"""

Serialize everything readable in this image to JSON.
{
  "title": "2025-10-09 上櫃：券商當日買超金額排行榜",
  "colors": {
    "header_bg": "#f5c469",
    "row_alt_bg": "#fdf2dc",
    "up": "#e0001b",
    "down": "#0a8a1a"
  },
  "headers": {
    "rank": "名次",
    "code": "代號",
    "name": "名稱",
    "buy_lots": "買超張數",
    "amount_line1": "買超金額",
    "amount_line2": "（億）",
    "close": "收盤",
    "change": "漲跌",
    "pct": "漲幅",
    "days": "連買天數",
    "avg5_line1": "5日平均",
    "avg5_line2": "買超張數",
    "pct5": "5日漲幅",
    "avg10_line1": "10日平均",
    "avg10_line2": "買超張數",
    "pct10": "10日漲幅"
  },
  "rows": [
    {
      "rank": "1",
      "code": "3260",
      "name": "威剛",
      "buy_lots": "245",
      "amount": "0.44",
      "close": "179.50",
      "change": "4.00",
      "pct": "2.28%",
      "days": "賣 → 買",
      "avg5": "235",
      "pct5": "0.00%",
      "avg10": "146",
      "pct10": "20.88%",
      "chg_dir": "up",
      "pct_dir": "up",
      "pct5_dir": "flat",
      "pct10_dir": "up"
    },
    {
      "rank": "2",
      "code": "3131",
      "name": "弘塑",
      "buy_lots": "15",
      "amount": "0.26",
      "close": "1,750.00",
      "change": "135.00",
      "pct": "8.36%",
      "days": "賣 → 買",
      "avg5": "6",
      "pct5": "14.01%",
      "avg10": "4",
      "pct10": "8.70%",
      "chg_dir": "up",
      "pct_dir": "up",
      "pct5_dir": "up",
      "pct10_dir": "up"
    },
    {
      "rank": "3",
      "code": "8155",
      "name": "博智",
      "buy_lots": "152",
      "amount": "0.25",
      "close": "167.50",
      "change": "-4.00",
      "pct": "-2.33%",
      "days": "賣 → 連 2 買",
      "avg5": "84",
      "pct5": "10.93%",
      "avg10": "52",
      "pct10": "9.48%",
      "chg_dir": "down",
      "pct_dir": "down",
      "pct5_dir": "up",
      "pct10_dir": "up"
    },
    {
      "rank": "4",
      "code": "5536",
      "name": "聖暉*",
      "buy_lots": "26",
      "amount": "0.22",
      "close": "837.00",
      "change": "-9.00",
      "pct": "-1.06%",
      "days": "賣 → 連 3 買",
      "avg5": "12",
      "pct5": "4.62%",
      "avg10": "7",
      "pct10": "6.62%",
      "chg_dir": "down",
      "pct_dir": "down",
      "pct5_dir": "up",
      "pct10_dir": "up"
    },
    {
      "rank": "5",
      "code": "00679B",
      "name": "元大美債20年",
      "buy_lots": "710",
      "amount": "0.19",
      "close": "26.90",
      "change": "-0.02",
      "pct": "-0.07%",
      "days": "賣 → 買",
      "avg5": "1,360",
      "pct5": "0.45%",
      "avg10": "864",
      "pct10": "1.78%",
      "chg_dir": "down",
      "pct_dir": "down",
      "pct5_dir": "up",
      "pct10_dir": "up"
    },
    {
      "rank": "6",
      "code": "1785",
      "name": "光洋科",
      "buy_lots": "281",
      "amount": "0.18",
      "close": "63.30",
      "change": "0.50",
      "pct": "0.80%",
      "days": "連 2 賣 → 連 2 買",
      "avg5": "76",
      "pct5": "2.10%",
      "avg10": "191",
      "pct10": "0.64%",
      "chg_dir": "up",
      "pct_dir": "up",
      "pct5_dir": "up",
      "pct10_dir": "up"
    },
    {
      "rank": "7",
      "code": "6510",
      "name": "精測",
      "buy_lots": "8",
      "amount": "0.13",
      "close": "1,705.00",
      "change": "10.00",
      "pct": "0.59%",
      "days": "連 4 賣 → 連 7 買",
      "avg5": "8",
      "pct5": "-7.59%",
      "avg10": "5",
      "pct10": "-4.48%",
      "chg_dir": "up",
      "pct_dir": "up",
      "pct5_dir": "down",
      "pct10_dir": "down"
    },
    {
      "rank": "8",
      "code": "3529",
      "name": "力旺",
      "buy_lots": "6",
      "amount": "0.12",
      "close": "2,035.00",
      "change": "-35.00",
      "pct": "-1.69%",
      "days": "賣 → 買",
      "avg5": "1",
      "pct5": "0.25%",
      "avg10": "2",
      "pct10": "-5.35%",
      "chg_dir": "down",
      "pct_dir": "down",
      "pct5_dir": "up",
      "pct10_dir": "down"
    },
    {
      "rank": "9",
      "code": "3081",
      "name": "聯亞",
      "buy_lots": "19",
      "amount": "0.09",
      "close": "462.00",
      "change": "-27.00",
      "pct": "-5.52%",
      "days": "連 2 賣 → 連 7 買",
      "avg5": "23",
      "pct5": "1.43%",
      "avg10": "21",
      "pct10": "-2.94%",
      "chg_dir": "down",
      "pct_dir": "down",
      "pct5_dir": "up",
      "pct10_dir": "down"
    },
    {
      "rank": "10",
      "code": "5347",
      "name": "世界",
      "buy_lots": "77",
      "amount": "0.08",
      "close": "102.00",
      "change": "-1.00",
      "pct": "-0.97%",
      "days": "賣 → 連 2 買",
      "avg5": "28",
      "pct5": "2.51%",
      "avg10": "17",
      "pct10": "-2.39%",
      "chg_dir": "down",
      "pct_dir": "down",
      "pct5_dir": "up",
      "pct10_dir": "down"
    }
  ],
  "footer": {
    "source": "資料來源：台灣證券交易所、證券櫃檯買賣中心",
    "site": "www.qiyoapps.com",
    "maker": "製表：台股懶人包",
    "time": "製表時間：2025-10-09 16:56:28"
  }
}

"""

■ **The problem**
Among the lines of the records above, count those holding the string "買超張數", and report only the number.

■ **Solution to this exercise**
3